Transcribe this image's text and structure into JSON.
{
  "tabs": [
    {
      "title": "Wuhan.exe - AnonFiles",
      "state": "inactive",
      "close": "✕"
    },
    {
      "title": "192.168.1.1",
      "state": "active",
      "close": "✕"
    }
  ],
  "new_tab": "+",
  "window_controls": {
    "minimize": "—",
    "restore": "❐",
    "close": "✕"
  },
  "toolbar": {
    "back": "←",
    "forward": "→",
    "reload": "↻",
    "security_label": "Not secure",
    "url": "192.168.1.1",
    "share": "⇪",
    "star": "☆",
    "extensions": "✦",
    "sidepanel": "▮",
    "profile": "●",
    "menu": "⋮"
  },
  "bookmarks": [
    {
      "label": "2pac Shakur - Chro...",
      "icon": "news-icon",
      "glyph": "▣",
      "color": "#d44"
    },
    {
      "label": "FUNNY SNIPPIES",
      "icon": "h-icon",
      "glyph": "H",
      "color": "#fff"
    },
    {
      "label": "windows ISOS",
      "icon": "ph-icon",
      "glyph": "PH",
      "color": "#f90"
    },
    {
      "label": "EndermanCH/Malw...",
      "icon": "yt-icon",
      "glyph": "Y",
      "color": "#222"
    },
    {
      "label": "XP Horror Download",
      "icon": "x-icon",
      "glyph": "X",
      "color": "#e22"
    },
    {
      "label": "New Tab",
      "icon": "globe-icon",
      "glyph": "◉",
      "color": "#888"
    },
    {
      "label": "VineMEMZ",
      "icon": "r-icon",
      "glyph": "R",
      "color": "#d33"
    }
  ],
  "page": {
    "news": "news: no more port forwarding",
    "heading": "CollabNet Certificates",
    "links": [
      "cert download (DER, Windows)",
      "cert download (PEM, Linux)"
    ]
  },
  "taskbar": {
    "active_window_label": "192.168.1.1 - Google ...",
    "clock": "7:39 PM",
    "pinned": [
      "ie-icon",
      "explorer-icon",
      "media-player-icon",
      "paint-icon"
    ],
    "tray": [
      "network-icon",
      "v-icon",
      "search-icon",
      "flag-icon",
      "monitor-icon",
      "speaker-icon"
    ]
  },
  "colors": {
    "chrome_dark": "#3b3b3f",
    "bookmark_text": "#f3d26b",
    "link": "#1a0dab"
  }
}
+ + + + +
### Request:
Set down the listing in full, keeping every word exactly as it is.

### Solution to this exercise:
Transcribe this image's text and structure into JSON.
{
  "tabs": [
    {
      "title": "Wuhan.exe - AnonFiles",
      "state": "inactive",
      "close": "✕"
    },
    {
      "title": "192.168.1.1",
      "state": "active",
      "close": "✕"
    }
  ],
  "new_tab": "+",
  "window_controls": {
    "minimize": "—",
    "restore": "❐",
    "close": "✕"
  },
  "toolbar": {
    "back": "←",
    "forward": "→",
    "reload": "↻",
    "security_label": "Not secure",
    "url": "192.168.1.1",
    "share": "⇪",
    "star": "☆",
    "extensions": "✦",
    "sidepanel": "▮",
    "profile": "●",
    "menu": "⋮"
  },
  "bookmarks": [
    {
      "label": "2pac Shakur - Chro...",
      "icon": "news-icon",
      "glyph": "▣",
      "color": "#d44"
    },
    {
      "label": "FUNNY SNIPPIES",
      "icon": "h-icon",
      "glyph": "H",
      "color": "#fff"
    },
    {
      "label": "windows ISOS",
      "icon": "ph-icon",
      "glyph": "PH",
      "color": "#f90"
    },
    {
      "label": "EndermanCH/Malw...",
      "icon": "yt-icon",
      "glyph": "Y",
      "color": "#222"
    },
    {
      "label": "XP Horror Download",
      "icon": "x-icon",
      "glyph": "X",
      "color": "#e22"
    },
    {
      "label": "New Tab",
      "icon": "globe-icon",
      "glyph": "◉",
      "color": "#888"
    },
    {
      "label": "VineMEMZ",
      "icon": "r-icon",
      "glyph": "R",
      "color": "#d33"
    }
  ],
  "page": {
    "news": "news: no more port forwarding",
    "heading": "CollabNet Certificates",
    "links": [
      "cert download (DER, Windows)",
      "cert download (PEM, Linux)"
    ]
  },
  "taskbar": {
    "active_window_label": "192.168.1.1 - Google ...",
    "clock": "7:39 PM",
    "pinned": [
      "ie-icon",
      "explorer-icon",
      "media-player-icon",
      "paint-icon"
    ],
    "tray": [
      "network-icon",
      "v-icon",
      "search-icon",
      "flag-icon",
      "monitor-icon",
      "speaker-icon"
    ]
  },
  "colors": {
    "chrome_dark": "#3b3b3f",
    "bookmark_text": "#f3d26b",
    "link": "#1a0dab"
  }
}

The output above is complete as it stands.